> _Exercise requirements_:
Copy each line of the material below that includes the string "咱們法院見".
----- Provided entries -----
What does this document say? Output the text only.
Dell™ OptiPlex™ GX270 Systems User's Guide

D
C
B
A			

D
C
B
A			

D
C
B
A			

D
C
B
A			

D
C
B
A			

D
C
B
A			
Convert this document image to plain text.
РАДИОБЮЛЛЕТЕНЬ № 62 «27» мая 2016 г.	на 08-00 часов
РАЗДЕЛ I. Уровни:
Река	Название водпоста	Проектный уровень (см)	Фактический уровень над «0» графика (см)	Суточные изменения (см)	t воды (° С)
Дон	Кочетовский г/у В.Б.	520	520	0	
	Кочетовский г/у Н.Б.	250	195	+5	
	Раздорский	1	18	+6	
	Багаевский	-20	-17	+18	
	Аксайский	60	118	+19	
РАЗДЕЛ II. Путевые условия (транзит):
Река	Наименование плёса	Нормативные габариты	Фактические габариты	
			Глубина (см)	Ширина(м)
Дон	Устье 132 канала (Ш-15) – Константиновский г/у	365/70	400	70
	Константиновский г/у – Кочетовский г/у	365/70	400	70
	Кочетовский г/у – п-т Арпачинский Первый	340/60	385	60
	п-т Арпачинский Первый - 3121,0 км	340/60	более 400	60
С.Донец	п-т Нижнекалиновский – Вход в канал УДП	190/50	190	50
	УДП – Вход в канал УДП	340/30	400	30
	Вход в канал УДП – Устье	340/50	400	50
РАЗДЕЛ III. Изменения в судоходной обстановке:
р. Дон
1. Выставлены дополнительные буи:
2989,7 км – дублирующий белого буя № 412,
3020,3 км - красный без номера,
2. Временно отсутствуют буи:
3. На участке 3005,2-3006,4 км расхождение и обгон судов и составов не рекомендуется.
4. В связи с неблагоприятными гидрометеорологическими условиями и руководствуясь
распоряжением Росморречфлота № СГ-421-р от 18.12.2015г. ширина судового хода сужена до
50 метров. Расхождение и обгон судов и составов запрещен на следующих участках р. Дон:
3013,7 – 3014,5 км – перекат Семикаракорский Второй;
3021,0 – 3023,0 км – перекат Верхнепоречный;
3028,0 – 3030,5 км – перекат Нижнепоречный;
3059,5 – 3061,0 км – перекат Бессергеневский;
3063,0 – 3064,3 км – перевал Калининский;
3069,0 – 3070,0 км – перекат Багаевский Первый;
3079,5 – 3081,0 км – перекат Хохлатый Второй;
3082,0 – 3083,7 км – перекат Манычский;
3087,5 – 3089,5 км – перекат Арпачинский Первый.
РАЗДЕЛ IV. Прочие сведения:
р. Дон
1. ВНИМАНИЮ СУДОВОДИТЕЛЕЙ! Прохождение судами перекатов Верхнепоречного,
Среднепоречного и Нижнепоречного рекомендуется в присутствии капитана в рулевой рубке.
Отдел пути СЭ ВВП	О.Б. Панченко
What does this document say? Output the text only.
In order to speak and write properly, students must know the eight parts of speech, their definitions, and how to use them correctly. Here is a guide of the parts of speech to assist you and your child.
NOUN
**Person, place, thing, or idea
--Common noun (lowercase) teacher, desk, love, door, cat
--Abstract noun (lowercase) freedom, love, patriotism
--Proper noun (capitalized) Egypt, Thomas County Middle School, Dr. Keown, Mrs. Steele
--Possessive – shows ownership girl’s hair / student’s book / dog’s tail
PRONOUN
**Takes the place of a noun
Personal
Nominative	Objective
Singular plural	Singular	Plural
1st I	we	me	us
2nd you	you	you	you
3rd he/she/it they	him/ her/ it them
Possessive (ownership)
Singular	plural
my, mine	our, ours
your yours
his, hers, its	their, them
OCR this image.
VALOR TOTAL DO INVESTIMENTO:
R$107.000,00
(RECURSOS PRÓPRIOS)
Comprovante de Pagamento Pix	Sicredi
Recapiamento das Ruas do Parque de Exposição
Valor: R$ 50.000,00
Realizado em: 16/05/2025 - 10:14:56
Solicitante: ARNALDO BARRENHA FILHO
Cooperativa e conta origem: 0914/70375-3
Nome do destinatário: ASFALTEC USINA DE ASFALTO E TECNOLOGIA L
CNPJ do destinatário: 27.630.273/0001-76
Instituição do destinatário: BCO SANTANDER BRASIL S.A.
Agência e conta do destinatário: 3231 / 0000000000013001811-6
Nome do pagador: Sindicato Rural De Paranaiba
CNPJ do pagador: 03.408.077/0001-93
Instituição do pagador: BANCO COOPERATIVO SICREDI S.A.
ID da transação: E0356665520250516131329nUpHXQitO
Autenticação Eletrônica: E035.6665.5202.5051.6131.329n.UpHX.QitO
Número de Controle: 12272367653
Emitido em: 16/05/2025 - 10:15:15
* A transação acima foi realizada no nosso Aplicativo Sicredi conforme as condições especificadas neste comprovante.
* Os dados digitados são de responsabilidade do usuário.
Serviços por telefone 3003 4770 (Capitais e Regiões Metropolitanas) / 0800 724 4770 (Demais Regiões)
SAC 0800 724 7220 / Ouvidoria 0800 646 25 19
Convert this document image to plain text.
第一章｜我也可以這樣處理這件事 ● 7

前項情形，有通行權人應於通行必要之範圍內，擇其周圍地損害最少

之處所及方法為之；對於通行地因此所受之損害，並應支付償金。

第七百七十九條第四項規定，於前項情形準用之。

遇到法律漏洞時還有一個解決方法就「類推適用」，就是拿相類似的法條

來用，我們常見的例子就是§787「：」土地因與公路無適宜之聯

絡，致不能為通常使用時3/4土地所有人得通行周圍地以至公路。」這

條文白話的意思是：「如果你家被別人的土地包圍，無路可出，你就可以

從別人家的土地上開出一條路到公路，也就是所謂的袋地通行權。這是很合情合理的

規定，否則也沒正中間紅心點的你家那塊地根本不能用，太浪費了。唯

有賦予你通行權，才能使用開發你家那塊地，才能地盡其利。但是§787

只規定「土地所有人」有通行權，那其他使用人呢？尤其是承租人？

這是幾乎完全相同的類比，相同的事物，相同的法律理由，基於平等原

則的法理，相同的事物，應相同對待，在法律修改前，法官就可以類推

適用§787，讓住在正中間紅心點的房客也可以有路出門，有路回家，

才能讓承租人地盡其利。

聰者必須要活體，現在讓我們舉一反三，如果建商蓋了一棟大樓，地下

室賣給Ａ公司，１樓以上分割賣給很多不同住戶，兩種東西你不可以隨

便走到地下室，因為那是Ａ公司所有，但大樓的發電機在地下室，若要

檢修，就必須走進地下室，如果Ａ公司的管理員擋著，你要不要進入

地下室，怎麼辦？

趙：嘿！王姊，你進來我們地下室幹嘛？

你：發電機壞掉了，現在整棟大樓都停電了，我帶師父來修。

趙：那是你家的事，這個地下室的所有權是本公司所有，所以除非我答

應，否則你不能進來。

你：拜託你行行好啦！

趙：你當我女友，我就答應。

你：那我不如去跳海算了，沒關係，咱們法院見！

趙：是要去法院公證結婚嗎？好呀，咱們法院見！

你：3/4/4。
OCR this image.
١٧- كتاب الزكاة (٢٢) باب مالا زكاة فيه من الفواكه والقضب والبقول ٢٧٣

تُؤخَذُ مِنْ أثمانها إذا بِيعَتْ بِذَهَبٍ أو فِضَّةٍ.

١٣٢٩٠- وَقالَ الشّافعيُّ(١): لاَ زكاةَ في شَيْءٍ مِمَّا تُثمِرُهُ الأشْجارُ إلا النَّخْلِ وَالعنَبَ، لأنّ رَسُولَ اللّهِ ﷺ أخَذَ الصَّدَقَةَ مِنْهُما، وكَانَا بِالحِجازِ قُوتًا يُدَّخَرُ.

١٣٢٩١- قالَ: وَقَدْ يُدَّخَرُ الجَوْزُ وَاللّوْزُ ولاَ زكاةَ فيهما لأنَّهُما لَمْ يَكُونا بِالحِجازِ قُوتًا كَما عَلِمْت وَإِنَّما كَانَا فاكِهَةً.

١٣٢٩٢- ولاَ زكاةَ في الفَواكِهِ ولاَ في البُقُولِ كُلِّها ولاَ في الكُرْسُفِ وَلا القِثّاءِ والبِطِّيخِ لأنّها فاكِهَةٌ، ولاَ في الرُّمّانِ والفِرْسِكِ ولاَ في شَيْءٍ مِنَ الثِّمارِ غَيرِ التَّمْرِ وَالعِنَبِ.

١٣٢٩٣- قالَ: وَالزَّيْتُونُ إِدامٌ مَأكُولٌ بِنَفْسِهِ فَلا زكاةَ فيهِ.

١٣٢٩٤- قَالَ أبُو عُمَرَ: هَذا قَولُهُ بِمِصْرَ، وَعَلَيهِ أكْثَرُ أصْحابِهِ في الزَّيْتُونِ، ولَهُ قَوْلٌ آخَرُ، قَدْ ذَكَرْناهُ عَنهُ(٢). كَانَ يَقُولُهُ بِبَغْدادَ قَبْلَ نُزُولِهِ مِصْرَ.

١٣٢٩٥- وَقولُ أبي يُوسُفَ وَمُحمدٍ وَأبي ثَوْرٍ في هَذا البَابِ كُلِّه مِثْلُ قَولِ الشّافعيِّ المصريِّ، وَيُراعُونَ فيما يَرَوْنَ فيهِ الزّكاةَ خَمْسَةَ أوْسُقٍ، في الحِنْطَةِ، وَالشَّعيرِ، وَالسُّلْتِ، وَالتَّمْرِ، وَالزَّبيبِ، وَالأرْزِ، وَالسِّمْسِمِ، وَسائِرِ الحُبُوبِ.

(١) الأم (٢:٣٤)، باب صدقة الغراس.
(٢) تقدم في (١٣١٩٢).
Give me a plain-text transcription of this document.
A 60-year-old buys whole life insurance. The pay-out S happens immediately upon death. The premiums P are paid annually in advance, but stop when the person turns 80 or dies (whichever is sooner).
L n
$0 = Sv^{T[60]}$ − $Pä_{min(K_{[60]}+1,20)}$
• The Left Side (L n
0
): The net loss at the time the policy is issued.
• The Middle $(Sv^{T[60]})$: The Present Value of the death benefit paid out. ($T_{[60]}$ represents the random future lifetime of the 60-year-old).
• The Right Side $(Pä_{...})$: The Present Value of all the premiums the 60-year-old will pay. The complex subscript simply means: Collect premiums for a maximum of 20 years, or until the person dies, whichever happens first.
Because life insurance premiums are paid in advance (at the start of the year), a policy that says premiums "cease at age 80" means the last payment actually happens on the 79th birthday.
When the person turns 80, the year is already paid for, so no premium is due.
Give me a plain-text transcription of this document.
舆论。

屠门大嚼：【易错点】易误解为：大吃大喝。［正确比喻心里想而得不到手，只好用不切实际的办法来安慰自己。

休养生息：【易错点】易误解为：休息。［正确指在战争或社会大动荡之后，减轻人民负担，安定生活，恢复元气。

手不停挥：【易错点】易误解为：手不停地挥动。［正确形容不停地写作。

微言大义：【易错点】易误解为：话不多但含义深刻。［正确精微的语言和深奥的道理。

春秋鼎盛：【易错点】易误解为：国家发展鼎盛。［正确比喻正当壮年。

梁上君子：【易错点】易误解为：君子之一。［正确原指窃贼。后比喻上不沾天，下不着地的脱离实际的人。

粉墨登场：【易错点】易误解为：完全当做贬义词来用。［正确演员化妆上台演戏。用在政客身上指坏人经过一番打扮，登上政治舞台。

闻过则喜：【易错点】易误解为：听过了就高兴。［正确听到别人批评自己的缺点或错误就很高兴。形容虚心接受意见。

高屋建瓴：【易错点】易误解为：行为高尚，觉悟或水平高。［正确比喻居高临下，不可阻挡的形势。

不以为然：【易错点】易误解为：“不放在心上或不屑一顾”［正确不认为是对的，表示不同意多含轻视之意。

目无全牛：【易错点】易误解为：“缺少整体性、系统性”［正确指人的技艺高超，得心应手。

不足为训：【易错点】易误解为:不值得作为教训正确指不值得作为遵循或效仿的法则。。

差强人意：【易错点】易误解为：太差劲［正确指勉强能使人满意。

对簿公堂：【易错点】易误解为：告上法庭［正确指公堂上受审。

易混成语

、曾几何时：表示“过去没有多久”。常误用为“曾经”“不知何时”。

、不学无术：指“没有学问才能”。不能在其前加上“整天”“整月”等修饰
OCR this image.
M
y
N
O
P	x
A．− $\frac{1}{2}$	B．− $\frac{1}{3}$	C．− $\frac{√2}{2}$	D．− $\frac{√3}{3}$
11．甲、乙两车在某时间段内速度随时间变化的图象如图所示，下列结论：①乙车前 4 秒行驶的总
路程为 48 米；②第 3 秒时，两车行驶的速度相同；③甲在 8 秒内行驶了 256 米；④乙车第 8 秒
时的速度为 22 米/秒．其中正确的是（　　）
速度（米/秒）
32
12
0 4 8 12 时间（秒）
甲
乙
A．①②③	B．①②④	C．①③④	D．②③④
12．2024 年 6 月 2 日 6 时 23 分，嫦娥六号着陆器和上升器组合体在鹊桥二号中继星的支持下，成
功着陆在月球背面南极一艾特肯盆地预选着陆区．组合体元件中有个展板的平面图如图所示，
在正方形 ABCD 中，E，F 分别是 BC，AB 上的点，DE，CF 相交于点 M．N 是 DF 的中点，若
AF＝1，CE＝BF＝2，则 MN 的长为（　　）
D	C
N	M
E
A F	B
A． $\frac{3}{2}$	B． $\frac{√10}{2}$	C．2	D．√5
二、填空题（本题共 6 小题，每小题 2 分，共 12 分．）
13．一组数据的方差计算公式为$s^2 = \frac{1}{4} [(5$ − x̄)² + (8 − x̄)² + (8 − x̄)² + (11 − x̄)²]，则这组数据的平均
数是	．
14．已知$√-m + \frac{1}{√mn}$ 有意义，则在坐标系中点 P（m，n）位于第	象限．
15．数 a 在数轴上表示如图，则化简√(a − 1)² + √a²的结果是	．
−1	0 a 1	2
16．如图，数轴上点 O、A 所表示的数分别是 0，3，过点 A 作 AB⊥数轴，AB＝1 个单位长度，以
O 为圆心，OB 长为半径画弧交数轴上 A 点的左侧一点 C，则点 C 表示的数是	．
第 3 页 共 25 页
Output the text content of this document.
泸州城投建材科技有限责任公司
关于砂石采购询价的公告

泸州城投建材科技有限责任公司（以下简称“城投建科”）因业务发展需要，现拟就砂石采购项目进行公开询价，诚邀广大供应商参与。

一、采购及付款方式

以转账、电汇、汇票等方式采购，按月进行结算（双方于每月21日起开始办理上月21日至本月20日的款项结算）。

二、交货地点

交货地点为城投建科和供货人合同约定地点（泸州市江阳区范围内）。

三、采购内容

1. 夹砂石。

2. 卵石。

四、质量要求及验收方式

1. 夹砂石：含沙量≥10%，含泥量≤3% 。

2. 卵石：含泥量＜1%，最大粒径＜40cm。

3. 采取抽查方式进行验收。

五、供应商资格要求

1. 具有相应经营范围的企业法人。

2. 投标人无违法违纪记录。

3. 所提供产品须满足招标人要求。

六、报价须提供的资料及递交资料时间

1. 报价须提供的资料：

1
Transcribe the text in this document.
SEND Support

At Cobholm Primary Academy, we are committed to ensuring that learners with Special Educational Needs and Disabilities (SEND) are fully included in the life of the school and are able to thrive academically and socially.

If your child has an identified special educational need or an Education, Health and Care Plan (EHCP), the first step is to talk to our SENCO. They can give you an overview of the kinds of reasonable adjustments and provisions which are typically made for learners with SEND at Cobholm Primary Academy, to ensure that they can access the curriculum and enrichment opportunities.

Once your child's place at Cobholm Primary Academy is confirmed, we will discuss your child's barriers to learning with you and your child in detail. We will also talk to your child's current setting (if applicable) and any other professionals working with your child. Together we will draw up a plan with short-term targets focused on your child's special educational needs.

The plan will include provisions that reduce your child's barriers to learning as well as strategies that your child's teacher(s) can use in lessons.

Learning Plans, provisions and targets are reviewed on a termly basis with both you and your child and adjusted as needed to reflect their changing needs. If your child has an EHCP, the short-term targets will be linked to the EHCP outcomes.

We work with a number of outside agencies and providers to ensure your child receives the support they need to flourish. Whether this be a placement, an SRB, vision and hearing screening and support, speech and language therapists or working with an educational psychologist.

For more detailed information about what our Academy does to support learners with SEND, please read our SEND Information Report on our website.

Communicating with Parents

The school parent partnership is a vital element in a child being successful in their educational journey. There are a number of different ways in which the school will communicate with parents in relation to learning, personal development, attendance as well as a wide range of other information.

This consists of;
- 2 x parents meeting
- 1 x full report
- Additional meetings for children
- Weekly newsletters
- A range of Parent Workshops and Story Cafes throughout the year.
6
-----
> _Answer below_:
你：那我不如去跳海算了，沒關係，咱們法院見！
趙：是要去法院公證結婚嗎？好呀，咱們法院見！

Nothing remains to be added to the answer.